_Data supplied:_

◇ ◇ ◇ ◇ ◇ ◇ ◇

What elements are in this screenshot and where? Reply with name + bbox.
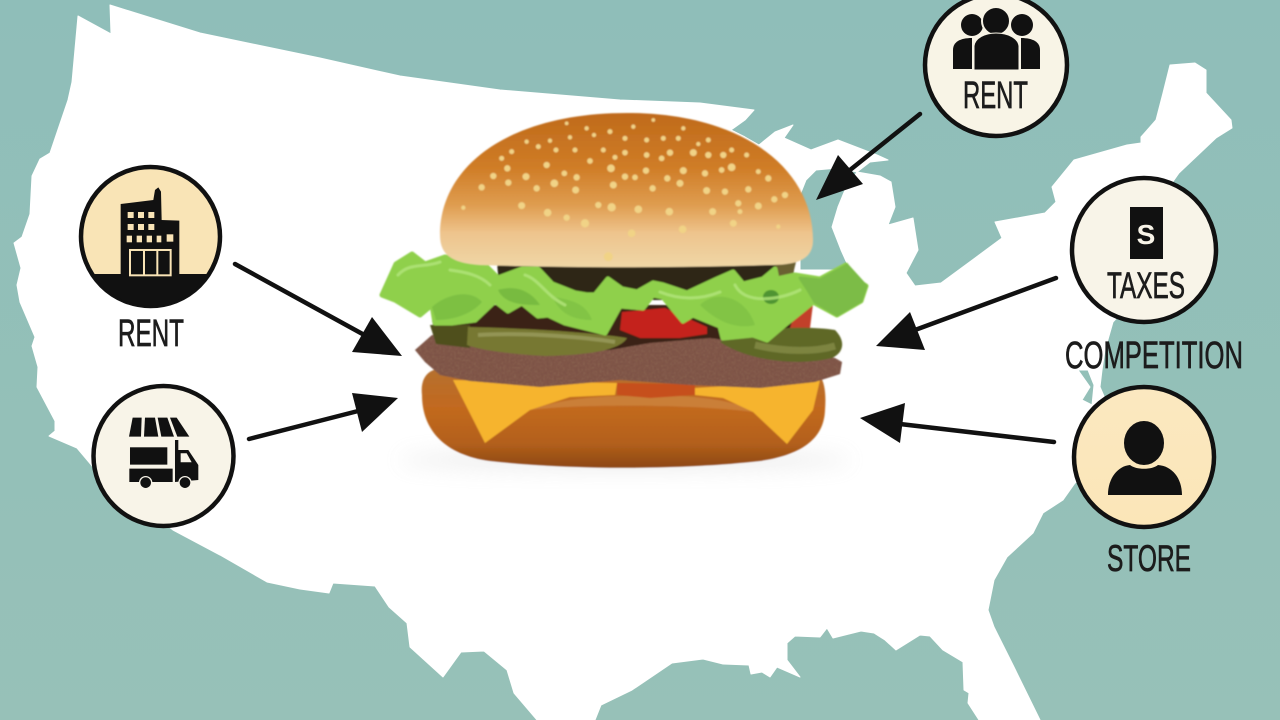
icon circle: rent building bbox=[78, 164, 222, 308]
sauce bbox=[617, 383, 695, 398]
icon circle: taxes bbox=[1072, 178, 1216, 322]
dark filling layer bbox=[432, 305, 830, 365]
icon: tax tag with dollar: S bbox=[1137, 219, 1155, 250]
icon: ground bbox=[94, 274, 206, 304]
arrow: top right rent to burger bbox=[816, 114, 920, 200]
patty bbox=[415, 335, 842, 388]
lettuce bbox=[382, 254, 866, 340]
cheese bbox=[453, 380, 820, 444]
label: rent left: RENT bbox=[118, 313, 184, 355]
icon circle: food truck bbox=[94, 386, 234, 526]
top bun bbox=[440, 113, 813, 267]
bottom bun bbox=[422, 368, 825, 468]
label: taxes: TAXES bbox=[1107, 265, 1185, 306]
arrow: rent building to burger bbox=[235, 264, 402, 356]
pickles bbox=[430, 325, 842, 362]
sesame seeds bbox=[462, 119, 788, 261]
icon: group of people bbox=[953, 7, 1040, 70]
label: rent: RENT bbox=[963, 75, 1028, 117]
bun crust highlight bbox=[530, 396, 753, 412]
icon: building bbox=[121, 187, 179, 276]
tomato bbox=[620, 308, 707, 338]
burger shadow bbox=[400, 449, 850, 471]
icon circle: store person bbox=[1074, 387, 1214, 527]
burger bbox=[382, 113, 866, 471]
lettuce shading bbox=[432, 288, 755, 326]
arrow: truck to burger bbox=[249, 393, 398, 439]
icon: person bbox=[1108, 421, 1182, 495]
icon: truck with awning bbox=[129, 418, 198, 489]
label: store: STORE bbox=[1107, 538, 1191, 579]
icon: tax tag with dollar bbox=[1130, 207, 1163, 259]
arrow: taxes to burger bbox=[876, 278, 1056, 350]
arrow: store to burger bbox=[860, 403, 1054, 443]
lettuce right lobe shade bbox=[800, 265, 866, 315]
icon circle: rent people bbox=[925, 0, 1067, 136]
dark filling under bun bbox=[497, 262, 795, 300]
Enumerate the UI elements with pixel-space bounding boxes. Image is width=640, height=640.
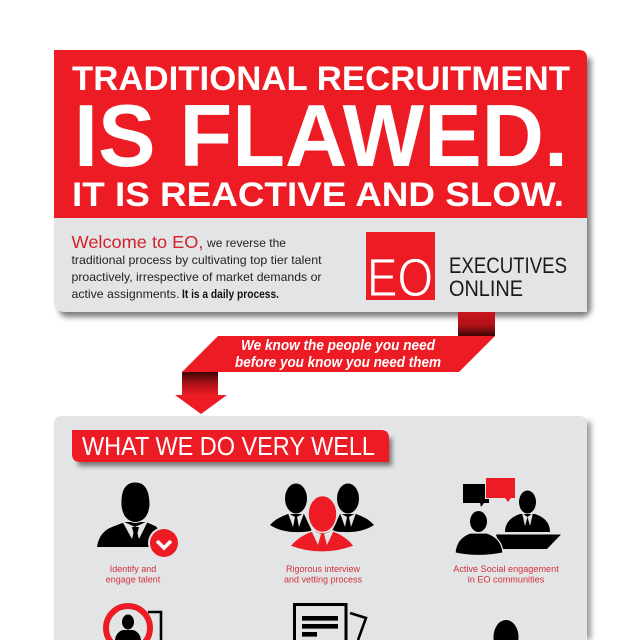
icon: conversation at desk [455,478,561,556]
icon: person with check [97,482,180,559]
text: welcome intro: active assignments. [72,288,180,301]
heading shadow [78,438,392,466]
caption: identify and engage talent [106,564,161,584]
text: welcome intro: we reverse the [206,237,286,250]
caption: rigorous interview [284,564,363,584]
panel shadow: what we do [59,422,591,640]
heading: traditional recruitment: TRADITIONAL RECRUITMENT [72,60,570,98]
logo: wordmark: ONLINE [449,276,523,301]
caption: active social engagement: in EO communities [468,574,545,584]
caption: active social engagement: Active Social engagement [453,564,559,574]
text: welcome intro: Welcome to EO, [72,232,204,252]
logo: wordmark [449,253,567,301]
text: ribbon slogan: We know the people you need [241,337,436,354]
icon: group of three people [270,484,374,552]
caption: rigorous interview: Rigorous interview [286,564,361,574]
heading: reactive and slow: IT IS REACTIVE AND SLOW. [72,176,564,214]
text: welcome intro: It is a daily process. [182,288,279,301]
panel: what we do very well [54,416,587,640]
text: welcome intro [72,232,322,301]
panel: welcome grey [54,218,587,312]
caption: identify and engage talent: Identify and [110,564,156,574]
panel: hero red banner [54,50,587,218]
caption: identify and engage talent: engage talent [106,574,161,584]
logo: wordmark: EXECUTIVES [449,253,567,278]
heading: is flawed: IS FLAWED. [74,86,568,185]
text: welcome intro: traditional process by cultivating top tier talent [72,254,322,267]
caption: rigorous interview: and vetting process [284,574,363,584]
icon: candidate profile document [106,606,161,640]
text: ribbon slogan: before you know you need them [235,354,441,371]
icon: documents [294,604,366,640]
arrow: ribbon connector [175,312,495,414]
heading: what we do very well: WHAT WE DO VERY WELL [82,431,375,461]
logo: EO square: EO [367,248,433,308]
logo: EO square [366,232,435,308]
icon: person head bottom right [494,620,518,640]
text: welcome intro: proactively, irrespective of market demands or [72,271,322,284]
text: ribbon slogan [235,337,441,371]
panel: hero shadow [59,58,591,317]
caption: active social engagement [453,564,559,584]
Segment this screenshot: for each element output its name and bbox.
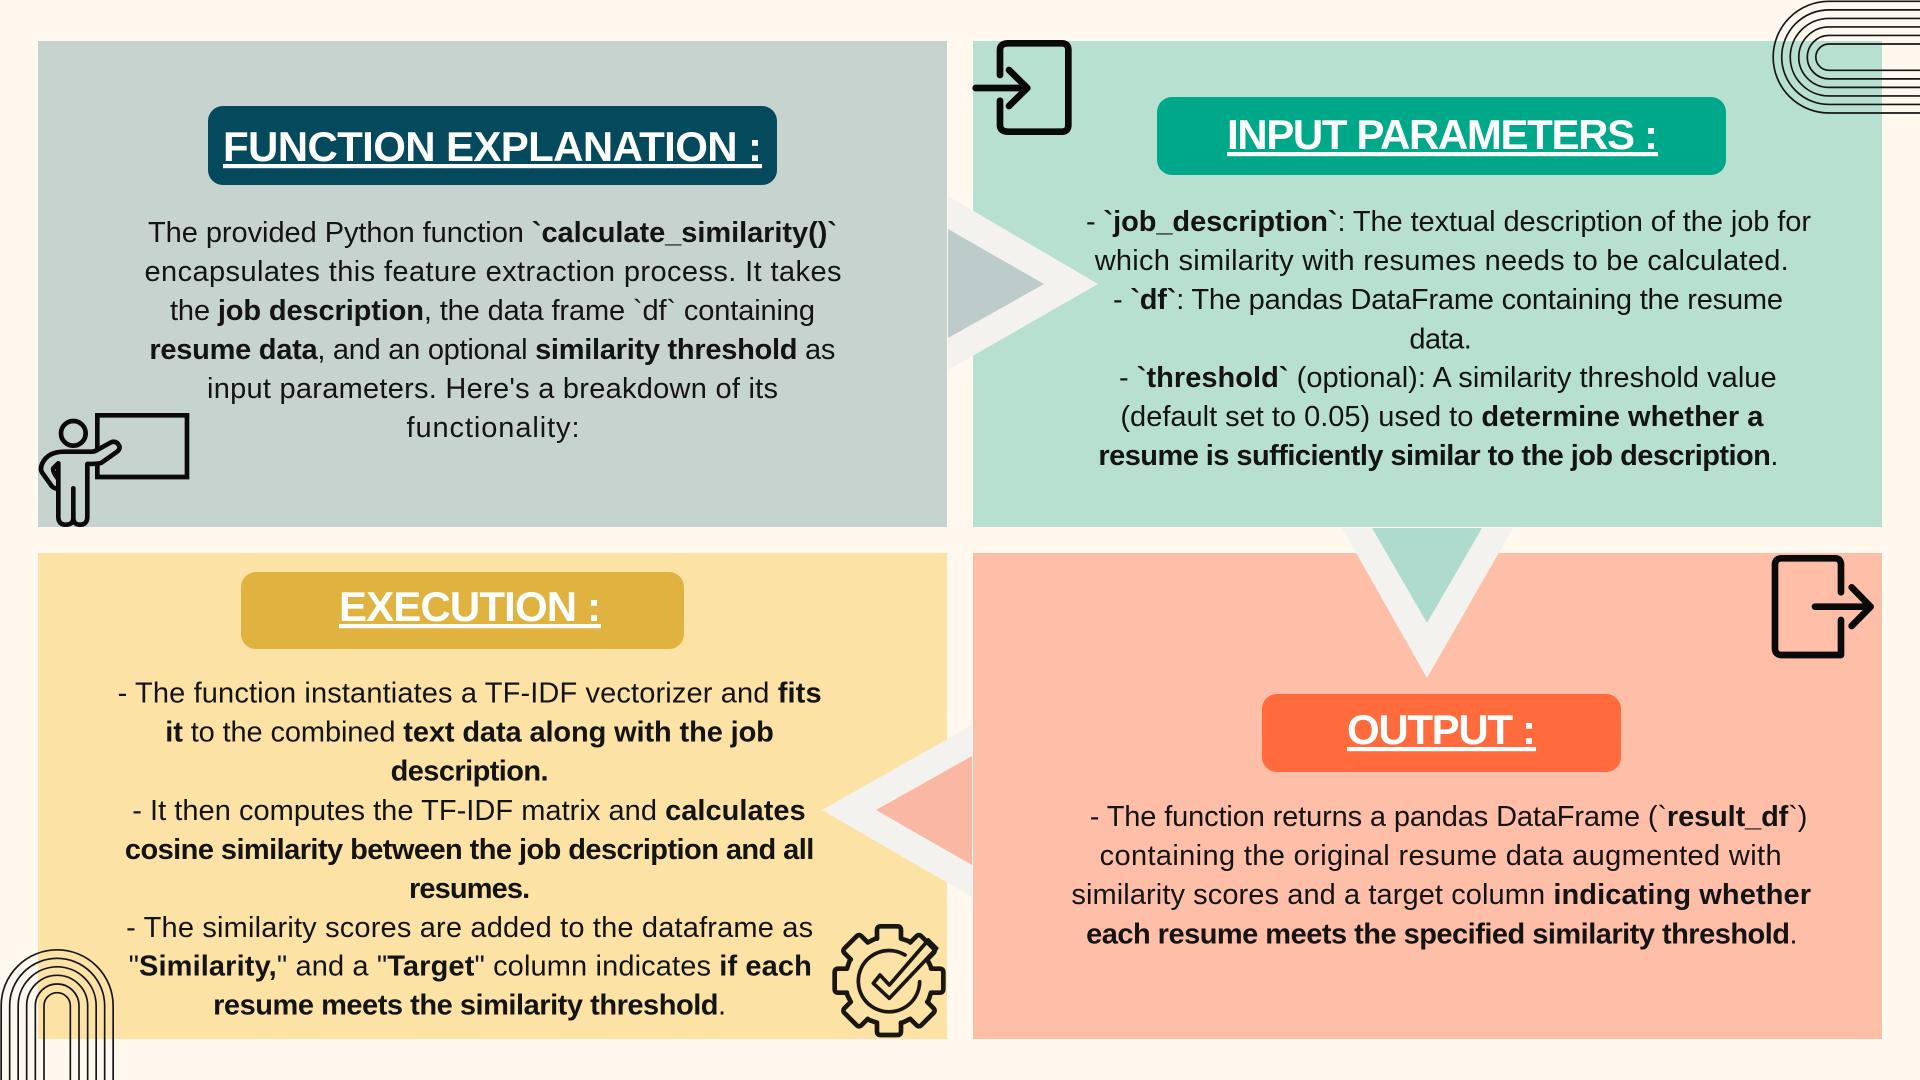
heading: input parameters: INPUT PARAMETERS : [1227, 111, 1658, 158]
text: execution body: - It then computes the TF-IDF matrix and calculates [132, 795, 806, 827]
panel: input parameters [973, 41, 1882, 527]
text: output body: - The function returns a pandas DataFrame (`result_df`) [1090, 801, 1807, 833]
heading: execution: EXECUTION : [339, 583, 601, 630]
text: execution body: it to the combined text data along with the job [165, 716, 774, 748]
text: input parameters body: data. [1409, 324, 1472, 356]
text: function explanation body: encapsulates this feature extraction process. It takes [144, 256, 842, 288]
text: execution body: cosine similarity between the job description and all [125, 834, 814, 866]
heading: function explanation [208, 106, 777, 185]
text: function explanation body: the job description, the data frame `df` containing [170, 295, 815, 327]
arrow: input to output [1342, 528, 1513, 678]
text: input parameters body: (default set to 0.05) used to determine whether a [1120, 401, 1764, 433]
text: output body: similarity scores and a target column indicating whether [1071, 879, 1811, 911]
text: function explanation body: The provided Python function `calculate_similarity()` [148, 217, 837, 249]
text: execution body: description. [391, 756, 549, 788]
heading: output [1262, 694, 1621, 772]
decoration: concentric lines top right [1773, 1, 1920, 113]
text: execution body: resumes. [409, 873, 530, 905]
text: input parameters body: - `df`: The pandas DataFrame containing the resume [1113, 284, 1783, 316]
text: input parameters body: which similarity with resumes needs to be calculated. [1094, 245, 1789, 277]
panel: output [973, 553, 1882, 1039]
text: function explanation body: functionality: [406, 412, 580, 444]
heading: output: OUTPUT : [1347, 706, 1536, 753]
panel: execution [38, 553, 947, 1039]
panel: function explanation [38, 41, 947, 527]
text: input parameters body: resume is sufficiently similar to the job description. [1098, 440, 1778, 472]
icon: logout arrow [1775, 558, 1871, 655]
text: output body [1071, 801, 1811, 950]
text: function explanation body: resume data, and an optional similarity threshold as [149, 334, 835, 366]
heading: input parameters [1157, 97, 1726, 175]
text: input parameters body: - `job_description`: The textual description of the job for [1086, 206, 1811, 238]
text: execution body: - The similarity scores are added to the dataframe as [126, 912, 813, 944]
arrow: output to execution [822, 725, 972, 897]
text: execution body: resume meets the similarity threshold. [213, 990, 726, 1022]
text: output body: containing the original resume data augmented with [1100, 840, 1782, 872]
text: input parameters body: - `threshold` (optional): A similarity threshold value [1119, 362, 1777, 394]
text: function explanation body [144, 217, 842, 444]
text: output body: each resume meets the specified similarity threshold. [1086, 918, 1798, 950]
arrow: function to input [948, 196, 1098, 370]
icon: login arrow [976, 43, 1068, 132]
heading: function explanation: FUNCTION EXPLANATION : [223, 123, 762, 170]
text: execution body: - The function instantiates a TF-IDF vectorizer and fits [118, 677, 822, 709]
text: function explanation body: input parameters. Here's a breakdown of its [207, 373, 778, 405]
icon: gear with check mark [835, 926, 943, 1035]
text: input parameters body [1086, 206, 1811, 472]
text: execution body [118, 677, 822, 1022]
decoration: concentric arches bottom left [1, 950, 113, 1080]
heading: execution [241, 572, 684, 649]
text: execution body: "Similarity," and a "Target" column indicates if each [129, 950, 812, 982]
icon: presenter at board [41, 415, 187, 525]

◇ ◇ ◇ ◇ ◇ ◇ ◇

Reproduce every line of the material above without changing a character, but leave the pictures out.

_Exercise response:_
What elements are in this screenshot and where? Reply with name + bbox.
icon circle: rent building bbox=[78, 164, 222, 308]
sauce bbox=[617, 383, 695, 398]
icon circle: taxes bbox=[1072, 178, 1216, 322]
dark filling layer bbox=[432, 305, 830, 365]
icon: tax tag with dollar: S bbox=[1137, 219, 1155, 250]
icon: ground bbox=[94, 274, 206, 304]
arrow: top right rent to burger bbox=[816, 114, 920, 200]
patty bbox=[415, 335, 842, 388]
lettuce bbox=[382, 254, 866, 340]
cheese bbox=[453, 380, 820, 444]
label: rent left: RENT bbox=[118, 313, 184, 355]
icon circle: food truck bbox=[94, 386, 234, 526]
top bun bbox=[440, 113, 813, 267]
bottom bun bbox=[422, 368, 825, 468]
label: taxes: TAXES bbox=[1107, 265, 1185, 306]
arrow: rent building to burger bbox=[235, 264, 402, 356]
pickles bbox=[430, 325, 842, 362]
sesame seeds bbox=[462, 119, 788, 261]
icon: group of people bbox=[953, 7, 1040, 70]
label: rent: RENT bbox=[963, 75, 1028, 117]
bun crust highlight bbox=[530, 396, 753, 412]
icon: building bbox=[121, 187, 179, 276]
tomato bbox=[620, 308, 707, 338]
burger shadow bbox=[400, 449, 850, 471]
icon circle: store person bbox=[1074, 387, 1214, 527]
burger bbox=[382, 113, 866, 471]
lettuce shading bbox=[432, 288, 755, 326]
arrow: truck to burger bbox=[249, 393, 398, 439]
icon: person bbox=[1108, 421, 1182, 495]
icon: truck with awning bbox=[129, 418, 198, 489]
label: store: STORE bbox=[1107, 538, 1191, 579]
icon: tax tag with dollar bbox=[1130, 207, 1163, 259]
arrow: taxes to burger bbox=[876, 278, 1056, 350]
arrow: store to burger bbox=[860, 403, 1054, 443]
lettuce right lobe shade bbox=[800, 265, 866, 315]
icon circle: rent people bbox=[925, 0, 1067, 136]
dark filling under bun bbox=[497, 262, 795, 300]
Enumerate the UI elements with pixel-space bounding boxes. Image is width=640, height=640.
icon: conversation at desk [455,478,561,556]
icon: person with check [97,482,180,559]
text: welcome intro: active assignments. [72,288,180,301]
heading shadow [78,438,392,466]
caption: identify and engage talent [106,564,161,584]
text: welcome intro: we reverse the [206,237,286,250]
caption: rigorous interview [284,564,363,584]
panel shadow: what we do [59,422,591,640]
heading: traditional recruitment: TRADITIONAL RECRUITMENT [72,60,570,98]
logo: wordmark: ONLINE [449,276,523,301]
caption: active social engagement: in EO communities [468,574,545,584]
caption: active social engagement: Active Social engagement [453,564,559,574]
text: welcome intro: Welcome to EO, [72,232,204,252]
logo: wordmark [449,253,567,301]
text: ribbon slogan: We know the people you need [241,337,436,354]
icon: group of three people [270,484,374,552]
caption: rigorous interview: Rigorous interview [286,564,361,574]
heading: reactive and slow: IT IS REACTIVE AND SLOW. [72,176,564,214]
text: welcome intro: It is a daily process. [182,288,279,301]
panel: what we do very well [54,416,587,640]
text: welcome intro [72,232,322,301]
panel: welcome grey [54,218,587,312]
caption: identify and engage talent: Identify and [110,564,156,574]
panel: hero red banner [54,50,587,218]
caption: identify and engage talent: engage talent [106,574,161,584]
logo: wordmark: EXECUTIVES [449,253,567,278]
heading: is flawed: IS FLAWED. [74,86,568,185]
text: welcome intro: traditional process by cultivating top tier talent [72,254,322,267]
caption: rigorous interview: and vetting process [284,574,363,584]
icon: candidate profile document [106,606,161,640]
text: ribbon slogan: before you know you need them [235,354,441,371]
icon: documents [294,604,366,640]
arrow: ribbon connector [175,312,495,414]
heading: what we do very well: WHAT WE DO VERY WELL [82,431,375,461]
logo: EO square: EO [367,248,433,308]
logo: EO square [366,232,435,308]
icon: person head bottom right [494,620,518,640]
text: welcome intro: proactively, irrespective of market demands or [72,271,322,284]
text: ribbon slogan [235,337,441,371]
panel: hero shadow [59,58,591,317]
caption: active social engagement [453,564,559,584]
Segment this screenshot: for each element output its name and bbox.
heading: input parameters: INPUT PARAMETERS : [1227, 111, 1658, 158]
text: execution body: - It then computes the TF-IDF matrix and calculates [132, 795, 806, 827]
panel: input parameters [973, 41, 1882, 527]
text: output body: - The function returns a pandas DataFrame (`result_df`) [1090, 801, 1807, 833]
heading: execution: EXECUTION : [339, 583, 601, 630]
text: execution body: it to the combined text data along with the job [165, 716, 774, 748]
text: input parameters body: data. [1409, 324, 1472, 356]
text: function explanation body: encapsulates this feature extraction process. It takes [144, 256, 842, 288]
text: execution body: cosine similarity between the job description and all [125, 834, 814, 866]
heading: function explanation [208, 106, 777, 185]
text: function explanation body: the job description, the data frame `df` containing [170, 295, 815, 327]
arrow: input to output [1342, 528, 1513, 678]
text: input parameters body: (default set to 0.05) used to determine whether a [1120, 401, 1764, 433]
text: output body: similarity scores and a target column indicating whether [1071, 879, 1811, 911]
text: function explanation body: The provided Python function `calculate_similarity()` [148, 217, 837, 249]
text: execution body: description. [391, 756, 549, 788]
heading: output [1262, 694, 1621, 772]
decoration: concentric lines top right [1773, 1, 1920, 113]
text: execution body: resumes. [409, 873, 530, 905]
text: input parameters body: - `df`: The pandas DataFrame containing the resume [1113, 284, 1783, 316]
text: input parameters body: which similarity with resumes needs to be calculated. [1094, 245, 1789, 277]
panel: output [973, 553, 1882, 1039]
text: function explanation body: functionality: [406, 412, 580, 444]
heading: output: OUTPUT : [1347, 706, 1536, 753]
panel: execution [38, 553, 947, 1039]
panel: function explanation [38, 41, 947, 527]
text: input parameters body: resume is sufficiently similar to the job description. [1098, 440, 1778, 472]
icon: logout arrow [1775, 558, 1871, 655]
text: output body [1071, 801, 1811, 950]
text: function explanation body: resume data, and an optional similarity threshold as [149, 334, 835, 366]
heading: input parameters [1157, 97, 1726, 175]
text: input parameters body: - `job_description`: The textual description of the job for [1086, 206, 1811, 238]
text: execution body: - The similarity scores are added to the dataframe as [126, 912, 813, 944]
arrow: output to execution [822, 725, 972, 897]
text: execution body: resume meets the similarity threshold. [213, 990, 726, 1022]
text: output body: containing the original resume data augmented with [1100, 840, 1782, 872]
text: input parameters body: - `threshold` (optional): A similarity threshold value [1119, 362, 1777, 394]
text: function explanation body [144, 217, 842, 444]
text: output body: each resume meets the specified similarity threshold. [1086, 918, 1798, 950]
arrow: function to input [948, 196, 1098, 370]
icon: login arrow [976, 43, 1068, 132]
heading: function explanation: FUNCTION EXPLANATION : [223, 123, 762, 170]
text: execution body: - The function instantiates a TF-IDF vectorizer and fits [118, 677, 822, 709]
text: function explanation body: input parameters. Here's a breakdown of its [207, 373, 778, 405]
icon: gear with check mark [835, 926, 943, 1035]
text: input parameters body [1086, 206, 1811, 472]
text: execution body [118, 677, 822, 1022]
decoration: concentric arches bottom left [1, 950, 113, 1080]
heading: execution [241, 572, 684, 649]
text: execution body: "Similarity," and a "Target" column indicates if each [129, 950, 812, 982]
icon: presenter at board [41, 415, 187, 525]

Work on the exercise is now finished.